Task statement:
All of the material below is to be restated word for word, apart from the pictures.

Listing:

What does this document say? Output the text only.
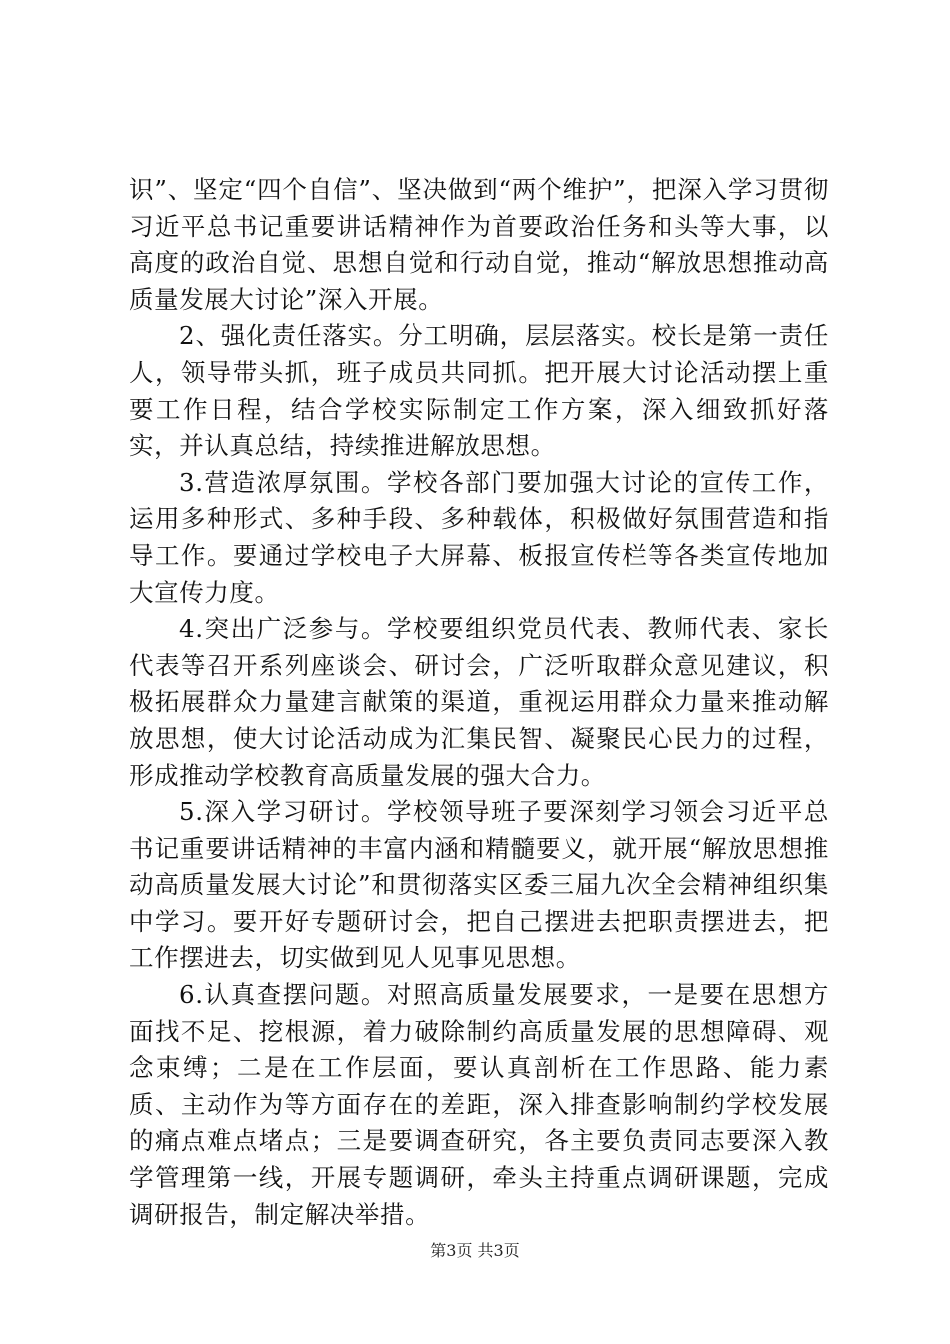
识”、坚定“四个自信”、坚决做到“两个维护”，把深入学习贯彻习近平总书记重要讲话精神作为首要政治任务和头等大事，以高度的政治自觉、思想自觉和行动自觉，推动“解放思想推动高质量发展大讨论”深入开展。

2、强化责任落实。分工明确，层层落实。校长是第一责任人，领导带头抓，班子成员共同抓。把开展大讨论活动摆上重要工作日程，结合学校实际制定工作方案，深入细致抓好落实，并认真总结，持续推进解放思想。

3.营造浓厚氛围。学校各部门要加强大讨论的宣传工作，运用多种形式、多种手段、多种载体，积极做好氛围营造和指导工作。要通过学校电子大屏幕、板报宣传栏等各类宣传地加大宣传力度。

4.突出广泛参与。学校要组织党员代表、教师代表、家长代表等召开系列座谈会、研讨会，广泛听取群众意见建议，积极拓展群众力量建言献策的渠道，重视运用群众力量来推动解放思想，使大讨论活动成为汇集民智、凝聚民心民力的过程，形成推动学校教育高质量发展的强大合力。

5.深入学习研讨。学校领导班子要深刻学习领会习近平总书记重要讲话精神的丰富内涵和精髓要义，就开展“解放思想推动高质量发展大讨论”和贯彻落实区委三届九次全会精神组织集中学习。要开好专题研讨会，把自己摆进去把职责摆进去，把工作摆进去，切实做到见人见事见思想。

6.认真查摆问题。对照高质量发展要求，一是要在思想方面找不足、挖根源，着力破除制约高质量发展的思想障碍、观念束缚；二是在工作层面，要认真剖析在工作思路、能力素质、主动作为等方面存在的差距，深入排查影响制约学校发展的痛点难点堵点；三是要调查研究，各主要负责同志要深入教学管理第一线，开展专题调研，牵头主持重点调研课题，完成调研报告，制定解决举措。

第3页 共3页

Problem solution:
What does this document say? Output the text only.
识”、坚定“四个自信”、坚决做到“两个维护”，把深入学习贯彻习近平总书记重要讲话精神作为首要政治任务和头等大事，以高度的政治自觉、思想自觉和行动自觉，推动“解放思想推动高质量发展大讨论”深入开展。

2、强化责任落实。分工明确，层层落实。校长是第一责任人，领导带头抓，班子成员共同抓。把开展大讨论活动摆上重要工作日程，结合学校实际制定工作方案，深入细致抓好落实，并认真总结，持续推进解放思想。

3.营造浓厚氛围。学校各部门要加强大讨论的宣传工作，运用多种形式、多种手段、多种载体，积极做好氛围营造和指导工作。要通过学校电子大屏幕、板报宣传栏等各类宣传地加大宣传力度。

4.突出广泛参与。学校要组织党员代表、教师代表、家长代表等召开系列座谈会、研讨会，广泛听取群众意见建议，积极拓展群众力量建言献策的渠道，重视运用群众力量来推动解放思想，使大讨论活动成为汇集民智、凝聚民心民力的过程，形成推动学校教育高质量发展的强大合力。

5.深入学习研讨。学校领导班子要深刻学习领会习近平总书记重要讲话精神的丰富内涵和精髓要义，就开展“解放思想推动高质量发展大讨论”和贯彻落实区委三届九次全会精神组织集中学习。要开好专题研讨会，把自己摆进去把职责摆进去，把工作摆进去，切实做到见人见事见思想。

6.认真查摆问题。对照高质量发展要求，一是要在思想方面找不足、挖根源，着力破除制约高质量发展的思想障碍、观念束缚；二是在工作层面，要认真剖析在工作思路、能力素质、主动作为等方面存在的差距，深入排查影响制约学校发展的痛点难点堵点；三是要调查研究，各主要负责同志要深入教学管理第一线，开展专题调研，牵头主持重点调研课题，完成调研报告，制定解决举措。

第3页 共3页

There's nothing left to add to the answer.